Recorded data:
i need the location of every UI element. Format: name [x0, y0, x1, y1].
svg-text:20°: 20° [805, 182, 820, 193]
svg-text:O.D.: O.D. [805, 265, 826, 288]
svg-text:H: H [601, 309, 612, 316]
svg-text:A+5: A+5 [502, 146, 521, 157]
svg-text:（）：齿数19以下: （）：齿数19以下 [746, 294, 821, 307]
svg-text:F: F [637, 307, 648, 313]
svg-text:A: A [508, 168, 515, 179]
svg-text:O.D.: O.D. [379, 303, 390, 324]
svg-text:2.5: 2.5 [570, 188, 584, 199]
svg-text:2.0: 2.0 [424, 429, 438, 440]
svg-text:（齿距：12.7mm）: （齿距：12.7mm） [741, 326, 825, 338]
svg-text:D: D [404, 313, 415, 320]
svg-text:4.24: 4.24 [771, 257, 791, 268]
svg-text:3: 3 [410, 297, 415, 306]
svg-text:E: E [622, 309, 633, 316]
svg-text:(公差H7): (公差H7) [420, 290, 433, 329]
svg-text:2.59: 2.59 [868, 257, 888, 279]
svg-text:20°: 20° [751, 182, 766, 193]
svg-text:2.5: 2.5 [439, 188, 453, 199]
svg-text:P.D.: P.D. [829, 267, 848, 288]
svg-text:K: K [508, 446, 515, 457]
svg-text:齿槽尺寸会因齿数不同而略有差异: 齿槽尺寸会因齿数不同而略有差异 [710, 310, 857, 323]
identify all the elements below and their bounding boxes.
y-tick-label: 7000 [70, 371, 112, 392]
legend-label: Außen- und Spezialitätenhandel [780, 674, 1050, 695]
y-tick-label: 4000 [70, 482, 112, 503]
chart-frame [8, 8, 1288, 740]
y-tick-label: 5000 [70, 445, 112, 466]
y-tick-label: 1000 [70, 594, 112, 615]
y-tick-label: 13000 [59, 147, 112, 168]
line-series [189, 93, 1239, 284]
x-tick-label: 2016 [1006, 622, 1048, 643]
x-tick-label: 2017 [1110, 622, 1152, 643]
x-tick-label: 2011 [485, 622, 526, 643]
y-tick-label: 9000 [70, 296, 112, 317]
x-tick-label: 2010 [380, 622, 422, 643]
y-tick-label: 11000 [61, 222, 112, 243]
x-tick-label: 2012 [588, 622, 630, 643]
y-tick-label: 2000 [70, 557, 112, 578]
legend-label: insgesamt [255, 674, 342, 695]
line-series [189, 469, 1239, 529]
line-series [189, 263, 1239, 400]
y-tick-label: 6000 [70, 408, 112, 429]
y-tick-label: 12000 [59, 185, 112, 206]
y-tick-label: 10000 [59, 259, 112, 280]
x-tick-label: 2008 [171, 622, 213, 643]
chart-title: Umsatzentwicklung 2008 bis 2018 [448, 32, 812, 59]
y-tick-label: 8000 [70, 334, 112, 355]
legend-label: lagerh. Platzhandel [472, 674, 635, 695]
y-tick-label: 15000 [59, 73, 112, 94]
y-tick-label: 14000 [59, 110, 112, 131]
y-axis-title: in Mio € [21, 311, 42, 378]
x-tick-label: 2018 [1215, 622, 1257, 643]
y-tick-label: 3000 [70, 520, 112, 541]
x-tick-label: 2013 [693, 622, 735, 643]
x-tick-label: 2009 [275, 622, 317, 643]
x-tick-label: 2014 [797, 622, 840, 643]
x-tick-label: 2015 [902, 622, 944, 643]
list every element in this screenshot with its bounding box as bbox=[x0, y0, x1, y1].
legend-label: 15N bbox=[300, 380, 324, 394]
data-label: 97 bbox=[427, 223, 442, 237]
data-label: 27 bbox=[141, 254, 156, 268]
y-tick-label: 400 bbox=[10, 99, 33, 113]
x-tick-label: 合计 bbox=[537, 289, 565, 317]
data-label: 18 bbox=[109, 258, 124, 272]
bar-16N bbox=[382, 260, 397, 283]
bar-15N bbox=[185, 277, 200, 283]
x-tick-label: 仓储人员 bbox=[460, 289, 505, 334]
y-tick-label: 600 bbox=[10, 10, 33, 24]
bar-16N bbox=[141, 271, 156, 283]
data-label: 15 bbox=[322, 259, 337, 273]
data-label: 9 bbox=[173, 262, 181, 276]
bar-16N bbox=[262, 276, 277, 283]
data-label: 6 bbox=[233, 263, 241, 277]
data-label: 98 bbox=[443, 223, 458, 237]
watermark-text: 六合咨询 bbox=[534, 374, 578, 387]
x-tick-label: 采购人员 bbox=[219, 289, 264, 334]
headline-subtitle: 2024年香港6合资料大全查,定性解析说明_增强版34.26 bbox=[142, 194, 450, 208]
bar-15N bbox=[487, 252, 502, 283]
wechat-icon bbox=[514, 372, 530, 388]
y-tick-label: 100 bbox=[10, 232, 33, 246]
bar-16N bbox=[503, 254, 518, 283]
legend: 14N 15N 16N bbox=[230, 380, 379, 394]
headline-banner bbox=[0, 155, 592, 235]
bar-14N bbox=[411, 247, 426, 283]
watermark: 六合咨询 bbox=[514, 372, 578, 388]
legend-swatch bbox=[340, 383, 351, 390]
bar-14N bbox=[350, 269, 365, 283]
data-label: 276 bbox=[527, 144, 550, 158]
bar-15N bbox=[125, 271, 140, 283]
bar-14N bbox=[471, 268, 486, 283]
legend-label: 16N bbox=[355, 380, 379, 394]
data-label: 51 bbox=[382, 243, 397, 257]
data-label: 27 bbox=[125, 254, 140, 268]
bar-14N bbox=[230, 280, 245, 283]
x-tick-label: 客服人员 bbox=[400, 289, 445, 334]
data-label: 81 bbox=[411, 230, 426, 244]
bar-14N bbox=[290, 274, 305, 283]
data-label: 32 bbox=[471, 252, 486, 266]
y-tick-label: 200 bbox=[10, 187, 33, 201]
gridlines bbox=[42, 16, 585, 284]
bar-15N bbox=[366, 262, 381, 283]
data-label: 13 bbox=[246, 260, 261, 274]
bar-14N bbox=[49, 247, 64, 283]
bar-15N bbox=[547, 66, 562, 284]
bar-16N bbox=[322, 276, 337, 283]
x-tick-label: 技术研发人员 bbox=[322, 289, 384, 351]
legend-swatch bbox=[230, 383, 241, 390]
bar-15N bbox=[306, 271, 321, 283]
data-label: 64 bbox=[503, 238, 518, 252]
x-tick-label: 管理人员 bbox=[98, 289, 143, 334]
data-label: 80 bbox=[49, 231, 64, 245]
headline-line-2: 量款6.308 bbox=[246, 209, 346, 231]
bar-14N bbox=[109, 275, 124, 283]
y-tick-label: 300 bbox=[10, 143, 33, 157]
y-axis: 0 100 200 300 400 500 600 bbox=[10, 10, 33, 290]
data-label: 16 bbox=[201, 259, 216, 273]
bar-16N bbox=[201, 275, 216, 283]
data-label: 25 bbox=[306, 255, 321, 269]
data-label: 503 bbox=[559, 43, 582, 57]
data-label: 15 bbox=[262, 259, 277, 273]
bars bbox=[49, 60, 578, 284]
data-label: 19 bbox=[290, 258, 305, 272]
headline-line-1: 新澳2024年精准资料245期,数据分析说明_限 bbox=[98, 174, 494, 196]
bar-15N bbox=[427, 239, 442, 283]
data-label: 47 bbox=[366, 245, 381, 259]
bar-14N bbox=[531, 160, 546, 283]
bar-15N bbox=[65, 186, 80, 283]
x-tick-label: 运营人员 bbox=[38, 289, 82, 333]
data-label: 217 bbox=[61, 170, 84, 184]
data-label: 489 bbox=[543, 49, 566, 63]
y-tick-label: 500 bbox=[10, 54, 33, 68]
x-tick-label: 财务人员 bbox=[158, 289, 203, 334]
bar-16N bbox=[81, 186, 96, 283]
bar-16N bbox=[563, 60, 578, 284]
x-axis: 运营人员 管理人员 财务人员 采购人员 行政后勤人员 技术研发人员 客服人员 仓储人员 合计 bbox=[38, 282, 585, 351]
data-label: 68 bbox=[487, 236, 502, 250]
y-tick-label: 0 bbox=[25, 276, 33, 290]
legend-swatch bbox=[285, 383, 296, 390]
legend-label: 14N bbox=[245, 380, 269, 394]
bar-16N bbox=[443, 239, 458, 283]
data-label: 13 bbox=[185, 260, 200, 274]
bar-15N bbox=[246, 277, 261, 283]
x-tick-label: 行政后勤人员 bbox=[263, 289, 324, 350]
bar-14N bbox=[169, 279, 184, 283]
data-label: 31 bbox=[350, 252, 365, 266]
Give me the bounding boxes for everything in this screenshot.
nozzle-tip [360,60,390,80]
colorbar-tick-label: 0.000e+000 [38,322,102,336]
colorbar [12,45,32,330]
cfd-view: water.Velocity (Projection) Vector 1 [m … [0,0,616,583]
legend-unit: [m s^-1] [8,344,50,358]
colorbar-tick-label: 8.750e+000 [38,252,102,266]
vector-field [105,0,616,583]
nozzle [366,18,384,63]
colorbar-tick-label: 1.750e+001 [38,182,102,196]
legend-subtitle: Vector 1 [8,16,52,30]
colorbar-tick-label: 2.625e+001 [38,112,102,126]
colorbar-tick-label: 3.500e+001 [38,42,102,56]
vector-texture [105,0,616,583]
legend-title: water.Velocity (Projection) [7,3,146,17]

__REQUIREMENT__
Format the items as a JSON list of strings, one string per line with blank lines omitted, starting at the first line of the items and ending at the line that contains "legend-label: Außen- und", both ends inclusive.

__OUTPUT__
[
  "i need the location of every UI element. Format: name [x0, y0, x1, y1].",
  "svg-text:20°: 20° [805, 182, 820, 193]",
  "svg-text:O.D.: O.D. [805, 265, 826, 288]",
  "svg-text:H: H [601, 309, 612, 316]",
  "svg-text:A+5: A+5 [502, 146, 521, 157]",
  "svg-text:（）：齿数19以下: （）：齿数19以下 [746, 294, 821, 307]",
  "svg-text:F: F [637, 307, 648, 313]",
  "svg-text:A: A [508, 168, 515, 179]",
  "svg-text:O.D.: O.D. [379, 303, 390, 324]",
  "svg-text:2.5: 2.5 [570, 188, 584, 199]",
  "svg-text:2.0: 2.0 [424, 429, 438, 440]",
  "svg-text:（齿距：12.7mm）: （齿距：12.7mm） [741, 326, 825, 338]",
  "svg-text:D: D [404, 313, 415, 320]",
  "svg-text:4.24: 4.24 [771, 257, 791, 268]",
  "svg-text:3: 3 [410, 297, 415, 306]",
  "svg-text:E: E [622, 309, 633, 316]",
  "svg-text:(公差H7): (公差H7) [420, 290, 433, 329]",
  "svg-text:2.59: 2.59 [868, 257, 888, 279]",
  "svg-text:20°: 20° [751, 182, 766, 193]",
  "svg-text:2.5: 2.5 [439, 188, 453, 199]",
  "svg-text:P.D.: P.D. [829, 267, 848, 288]",
  "svg-text:K: K [508, 446, 515, 457]",
  "svg-text:齿槽尺寸会因齿数不同而略有差异: 齿槽尺寸会因齿数不同而略有差异 [710, 310, 857, 323]",
  "identify all the elements below and their bounding boxes.",
  "y-tick-label: 7000 [70, 371, 112, 392]",
  "legend-label: Außen- und Spezialitätenhandel [780, 674, 1050, 695]"
]